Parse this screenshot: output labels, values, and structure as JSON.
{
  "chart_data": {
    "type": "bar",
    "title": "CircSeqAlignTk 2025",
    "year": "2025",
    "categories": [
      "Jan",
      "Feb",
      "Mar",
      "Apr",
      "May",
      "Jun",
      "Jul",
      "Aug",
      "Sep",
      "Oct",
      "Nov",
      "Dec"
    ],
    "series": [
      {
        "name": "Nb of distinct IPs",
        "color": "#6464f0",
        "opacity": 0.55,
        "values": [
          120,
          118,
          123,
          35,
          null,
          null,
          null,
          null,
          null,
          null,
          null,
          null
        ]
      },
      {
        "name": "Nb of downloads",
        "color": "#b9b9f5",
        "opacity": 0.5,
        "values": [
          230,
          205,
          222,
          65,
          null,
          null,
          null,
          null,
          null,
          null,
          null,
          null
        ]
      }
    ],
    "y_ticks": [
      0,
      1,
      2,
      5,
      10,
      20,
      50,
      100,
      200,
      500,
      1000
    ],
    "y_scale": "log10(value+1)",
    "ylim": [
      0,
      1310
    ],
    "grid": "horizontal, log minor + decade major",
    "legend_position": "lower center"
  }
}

▶ _Task prompt_
Recopy all the lines exactly as they appear.

▶ _Task output_
Parse this screenshot: output labels, values, and structure as JSON.
{
  "chart_data": {
    "type": "bar",
    "title": "CircSeqAlignTk 2025",
    "year": "2025",
    "categories": [
      "Jan",
      "Feb",
      "Mar",
      "Apr",
      "May",
      "Jun",
      "Jul",
      "Aug",
      "Sep",
      "Oct",
      "Nov",
      "Dec"
    ],
    "series": [
      {
        "name": "Nb of distinct IPs",
        "color": "#6464f0",
        "opacity": 0.55,
        "values": [
          120,
          118,
          123,
          35,
          null,
          null,
          null,
          null,
          null,
          null,
          null,
          null
        ]
      },
      {
        "name": "Nb of downloads",
        "color": "#b9b9f5",
        "opacity": 0.5,
        "values": [
          230,
          205,
          222,
          65,
          null,
          null,
          null,
          null,
          null,
          null,
          null,
          null
        ]
      }
    ],
    "y_ticks": [
      0,
      1,
      2,
      5,
      10,
      20,
      50,
      100,
      200,
      500,
      1000
    ],
    "y_scale": "log10(value+1)",
    "ylim": [
      0,
      1310
    ],
    "grid": "horizontal, log minor + decade major",
    "legend_position": "lower center"
  }
}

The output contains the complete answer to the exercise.